-- start Data in this exercise --

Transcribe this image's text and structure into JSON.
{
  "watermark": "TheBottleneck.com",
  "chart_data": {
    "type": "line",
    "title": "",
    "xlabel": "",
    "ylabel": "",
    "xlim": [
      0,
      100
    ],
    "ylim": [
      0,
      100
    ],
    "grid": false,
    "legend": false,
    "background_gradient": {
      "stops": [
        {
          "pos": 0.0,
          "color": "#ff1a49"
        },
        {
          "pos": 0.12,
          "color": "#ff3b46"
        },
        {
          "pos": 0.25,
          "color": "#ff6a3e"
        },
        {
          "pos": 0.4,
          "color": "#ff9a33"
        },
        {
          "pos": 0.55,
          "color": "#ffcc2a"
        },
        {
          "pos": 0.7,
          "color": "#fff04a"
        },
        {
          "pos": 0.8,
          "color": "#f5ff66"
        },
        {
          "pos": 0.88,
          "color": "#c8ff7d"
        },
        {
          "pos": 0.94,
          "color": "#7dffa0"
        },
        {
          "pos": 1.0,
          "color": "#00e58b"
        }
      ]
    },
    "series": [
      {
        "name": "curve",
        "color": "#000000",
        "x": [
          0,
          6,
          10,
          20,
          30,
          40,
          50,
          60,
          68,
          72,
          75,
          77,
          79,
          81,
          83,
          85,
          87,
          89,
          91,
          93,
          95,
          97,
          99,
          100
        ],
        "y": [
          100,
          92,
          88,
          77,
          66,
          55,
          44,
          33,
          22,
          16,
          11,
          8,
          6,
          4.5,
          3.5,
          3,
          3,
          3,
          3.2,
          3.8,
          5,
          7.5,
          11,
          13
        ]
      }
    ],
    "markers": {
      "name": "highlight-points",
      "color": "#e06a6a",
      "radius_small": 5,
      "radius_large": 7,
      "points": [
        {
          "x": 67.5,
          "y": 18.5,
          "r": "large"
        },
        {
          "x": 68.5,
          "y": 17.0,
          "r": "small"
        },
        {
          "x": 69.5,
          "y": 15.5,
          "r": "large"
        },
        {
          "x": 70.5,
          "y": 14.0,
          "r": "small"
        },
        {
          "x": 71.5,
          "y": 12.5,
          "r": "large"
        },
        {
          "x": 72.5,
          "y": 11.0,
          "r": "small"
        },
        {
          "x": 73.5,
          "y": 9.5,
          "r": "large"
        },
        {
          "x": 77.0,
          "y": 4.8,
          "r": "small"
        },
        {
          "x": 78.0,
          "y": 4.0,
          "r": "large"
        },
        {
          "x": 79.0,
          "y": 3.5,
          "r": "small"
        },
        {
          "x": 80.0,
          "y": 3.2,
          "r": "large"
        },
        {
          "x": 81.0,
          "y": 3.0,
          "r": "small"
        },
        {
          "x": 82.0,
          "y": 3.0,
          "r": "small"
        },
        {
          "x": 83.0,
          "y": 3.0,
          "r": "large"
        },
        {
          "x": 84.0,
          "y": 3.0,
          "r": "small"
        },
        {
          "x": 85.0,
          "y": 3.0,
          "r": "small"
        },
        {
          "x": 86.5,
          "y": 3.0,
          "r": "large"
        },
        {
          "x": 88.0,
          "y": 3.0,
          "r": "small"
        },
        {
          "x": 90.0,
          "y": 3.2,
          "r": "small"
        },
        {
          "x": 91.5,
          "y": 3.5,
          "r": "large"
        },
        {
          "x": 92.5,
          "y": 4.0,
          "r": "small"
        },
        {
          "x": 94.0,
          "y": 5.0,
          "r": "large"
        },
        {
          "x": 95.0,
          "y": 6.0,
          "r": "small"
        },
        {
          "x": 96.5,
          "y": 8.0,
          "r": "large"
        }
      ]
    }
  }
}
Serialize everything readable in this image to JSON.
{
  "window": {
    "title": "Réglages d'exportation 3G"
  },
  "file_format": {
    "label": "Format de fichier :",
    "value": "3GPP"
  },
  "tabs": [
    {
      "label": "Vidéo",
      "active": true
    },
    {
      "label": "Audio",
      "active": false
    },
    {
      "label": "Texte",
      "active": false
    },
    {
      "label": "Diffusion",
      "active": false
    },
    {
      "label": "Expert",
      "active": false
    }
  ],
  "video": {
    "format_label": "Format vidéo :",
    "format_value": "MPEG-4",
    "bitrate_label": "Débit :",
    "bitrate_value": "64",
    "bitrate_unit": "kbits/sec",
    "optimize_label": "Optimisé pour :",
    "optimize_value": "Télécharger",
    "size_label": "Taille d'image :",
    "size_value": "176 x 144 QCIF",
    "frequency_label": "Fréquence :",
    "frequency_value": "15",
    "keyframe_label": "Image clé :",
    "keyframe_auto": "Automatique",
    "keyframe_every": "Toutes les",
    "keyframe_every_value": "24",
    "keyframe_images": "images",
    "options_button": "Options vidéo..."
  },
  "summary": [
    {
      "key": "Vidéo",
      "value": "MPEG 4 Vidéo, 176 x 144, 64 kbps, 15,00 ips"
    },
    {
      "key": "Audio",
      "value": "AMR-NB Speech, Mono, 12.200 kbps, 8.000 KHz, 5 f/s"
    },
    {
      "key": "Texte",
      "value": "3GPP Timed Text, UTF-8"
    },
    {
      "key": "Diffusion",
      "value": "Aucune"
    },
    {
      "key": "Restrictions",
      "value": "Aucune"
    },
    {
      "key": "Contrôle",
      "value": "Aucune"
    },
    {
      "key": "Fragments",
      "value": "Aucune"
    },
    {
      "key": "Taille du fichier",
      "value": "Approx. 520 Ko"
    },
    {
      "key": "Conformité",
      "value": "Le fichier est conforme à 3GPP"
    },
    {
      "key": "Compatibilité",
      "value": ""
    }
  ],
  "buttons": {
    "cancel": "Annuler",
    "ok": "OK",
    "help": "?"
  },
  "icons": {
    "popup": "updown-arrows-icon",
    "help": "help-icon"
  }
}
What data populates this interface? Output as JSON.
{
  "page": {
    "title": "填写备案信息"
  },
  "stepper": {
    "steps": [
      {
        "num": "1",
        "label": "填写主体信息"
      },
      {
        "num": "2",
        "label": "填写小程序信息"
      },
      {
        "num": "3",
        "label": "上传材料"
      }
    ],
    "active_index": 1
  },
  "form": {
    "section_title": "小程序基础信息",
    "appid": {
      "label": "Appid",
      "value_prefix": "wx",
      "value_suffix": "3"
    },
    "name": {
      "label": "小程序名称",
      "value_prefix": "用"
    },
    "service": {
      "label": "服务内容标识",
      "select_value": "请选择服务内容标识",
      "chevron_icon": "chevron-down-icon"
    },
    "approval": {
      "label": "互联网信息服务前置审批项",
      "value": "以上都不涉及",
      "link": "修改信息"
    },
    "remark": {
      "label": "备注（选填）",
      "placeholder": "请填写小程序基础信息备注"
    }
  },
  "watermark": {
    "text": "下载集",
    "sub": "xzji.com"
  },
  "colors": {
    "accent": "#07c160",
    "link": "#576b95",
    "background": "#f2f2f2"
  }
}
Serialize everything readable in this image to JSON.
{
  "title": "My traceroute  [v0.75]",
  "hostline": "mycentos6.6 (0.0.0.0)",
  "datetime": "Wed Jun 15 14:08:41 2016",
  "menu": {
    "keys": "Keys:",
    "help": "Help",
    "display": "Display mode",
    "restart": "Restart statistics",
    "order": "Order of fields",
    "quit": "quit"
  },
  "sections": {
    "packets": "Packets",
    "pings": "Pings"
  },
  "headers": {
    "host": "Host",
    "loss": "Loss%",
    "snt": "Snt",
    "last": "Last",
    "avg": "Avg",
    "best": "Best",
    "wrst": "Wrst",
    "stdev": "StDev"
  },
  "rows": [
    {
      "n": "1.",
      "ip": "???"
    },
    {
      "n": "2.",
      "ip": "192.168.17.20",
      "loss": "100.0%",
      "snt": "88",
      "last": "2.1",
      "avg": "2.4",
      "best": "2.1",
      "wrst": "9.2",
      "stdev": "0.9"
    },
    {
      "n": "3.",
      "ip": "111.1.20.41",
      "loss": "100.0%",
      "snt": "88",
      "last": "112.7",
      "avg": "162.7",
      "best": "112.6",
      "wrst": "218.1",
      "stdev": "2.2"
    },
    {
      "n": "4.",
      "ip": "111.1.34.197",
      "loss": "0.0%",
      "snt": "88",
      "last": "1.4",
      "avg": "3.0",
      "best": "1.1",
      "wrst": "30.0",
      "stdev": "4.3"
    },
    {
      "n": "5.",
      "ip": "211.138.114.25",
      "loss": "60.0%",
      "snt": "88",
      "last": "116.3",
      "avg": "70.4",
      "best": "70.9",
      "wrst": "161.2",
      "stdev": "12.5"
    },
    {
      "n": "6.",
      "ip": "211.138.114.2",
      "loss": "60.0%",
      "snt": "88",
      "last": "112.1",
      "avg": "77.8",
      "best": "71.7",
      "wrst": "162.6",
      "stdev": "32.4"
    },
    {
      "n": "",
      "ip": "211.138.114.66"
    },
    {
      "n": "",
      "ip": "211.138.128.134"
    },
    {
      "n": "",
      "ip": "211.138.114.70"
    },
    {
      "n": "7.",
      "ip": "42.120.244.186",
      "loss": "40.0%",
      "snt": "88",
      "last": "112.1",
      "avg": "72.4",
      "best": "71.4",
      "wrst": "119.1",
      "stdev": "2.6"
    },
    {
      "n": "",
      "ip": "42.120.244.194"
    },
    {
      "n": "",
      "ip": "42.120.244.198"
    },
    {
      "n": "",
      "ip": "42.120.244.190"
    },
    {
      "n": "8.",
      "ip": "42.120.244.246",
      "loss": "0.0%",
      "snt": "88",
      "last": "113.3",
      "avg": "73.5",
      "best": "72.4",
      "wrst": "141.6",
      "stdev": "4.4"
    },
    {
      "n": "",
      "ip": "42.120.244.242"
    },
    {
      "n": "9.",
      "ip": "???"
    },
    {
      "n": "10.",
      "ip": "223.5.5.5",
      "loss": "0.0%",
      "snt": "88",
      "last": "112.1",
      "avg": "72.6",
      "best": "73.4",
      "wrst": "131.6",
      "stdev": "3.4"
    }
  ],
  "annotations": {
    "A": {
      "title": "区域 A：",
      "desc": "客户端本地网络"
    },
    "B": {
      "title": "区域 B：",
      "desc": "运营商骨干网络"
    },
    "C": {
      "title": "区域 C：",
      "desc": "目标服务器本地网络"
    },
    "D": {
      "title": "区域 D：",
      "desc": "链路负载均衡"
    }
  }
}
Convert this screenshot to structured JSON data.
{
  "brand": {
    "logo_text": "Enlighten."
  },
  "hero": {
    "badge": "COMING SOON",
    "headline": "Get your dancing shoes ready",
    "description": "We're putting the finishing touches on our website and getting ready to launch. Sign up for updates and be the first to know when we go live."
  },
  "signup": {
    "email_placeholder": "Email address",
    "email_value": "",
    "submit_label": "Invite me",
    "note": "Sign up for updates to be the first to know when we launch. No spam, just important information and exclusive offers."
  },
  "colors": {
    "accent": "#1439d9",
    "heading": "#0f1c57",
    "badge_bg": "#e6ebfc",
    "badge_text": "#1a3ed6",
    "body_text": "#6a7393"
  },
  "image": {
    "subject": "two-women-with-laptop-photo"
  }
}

-- end Data in this exercise --

What needs to be done.
From the material, report only how many lines include the word "watermark".

Answer to this problem.
2